_WHAT IS NEEDED_
Return the lines below exactly, starting with the line that contains "Type out the text in this image." and stopping after the last line.

_ENTRIES_
****************
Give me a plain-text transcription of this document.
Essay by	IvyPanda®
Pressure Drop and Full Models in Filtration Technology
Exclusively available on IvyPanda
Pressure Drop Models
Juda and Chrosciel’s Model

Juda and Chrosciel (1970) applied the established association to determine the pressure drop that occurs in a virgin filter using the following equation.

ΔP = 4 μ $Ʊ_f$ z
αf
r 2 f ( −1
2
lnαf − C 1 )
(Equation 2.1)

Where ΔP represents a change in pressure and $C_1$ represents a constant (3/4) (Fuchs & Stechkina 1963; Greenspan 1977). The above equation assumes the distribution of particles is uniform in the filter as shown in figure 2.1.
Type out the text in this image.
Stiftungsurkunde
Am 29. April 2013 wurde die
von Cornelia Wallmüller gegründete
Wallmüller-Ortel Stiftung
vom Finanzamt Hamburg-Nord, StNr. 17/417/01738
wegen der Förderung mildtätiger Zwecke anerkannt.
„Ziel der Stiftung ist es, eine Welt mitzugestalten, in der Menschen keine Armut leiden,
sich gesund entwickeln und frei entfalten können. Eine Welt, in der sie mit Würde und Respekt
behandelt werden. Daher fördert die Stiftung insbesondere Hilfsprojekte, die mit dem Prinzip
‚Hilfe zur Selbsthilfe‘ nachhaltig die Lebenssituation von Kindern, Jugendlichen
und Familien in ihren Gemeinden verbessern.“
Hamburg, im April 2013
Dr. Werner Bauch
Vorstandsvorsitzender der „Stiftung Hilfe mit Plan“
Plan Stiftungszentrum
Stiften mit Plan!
****************
_FINAL RESULT_
Type out the text in this image.
Stiftungsurkunde
Am 29. April 2013 wurde die
von Cornelia Wallmüller gegründete
Wallmüller-Ortel Stiftung
vom Finanzamt Hamburg-Nord, StNr. 17/417/01738
wegen der Förderung mildtätiger Zwecke anerkannt.
„Ziel der Stiftung ist es, eine Welt mitzugestalten, in der Menschen keine Armut leiden,
sich gesund entwickeln und frei entfalten können. Eine Welt, in der sie mit Würde und Respekt
behandelt werden. Daher fördert die Stiftung insbesondere Hilfsprojekte, die mit dem Prinzip
‚Hilfe zur Selbsthilfe‘ nachhaltig die Lebenssituation von Kindern, Jugendlichen
und Familien in ihren Gemeinden verbessern.“
Hamburg, im April 2013
Dr. Werner Bauch
Vorstandsvorsitzender der „Stiftung Hilfe mit Plan“
Plan Stiftungszentrum
Stiften mit Plan!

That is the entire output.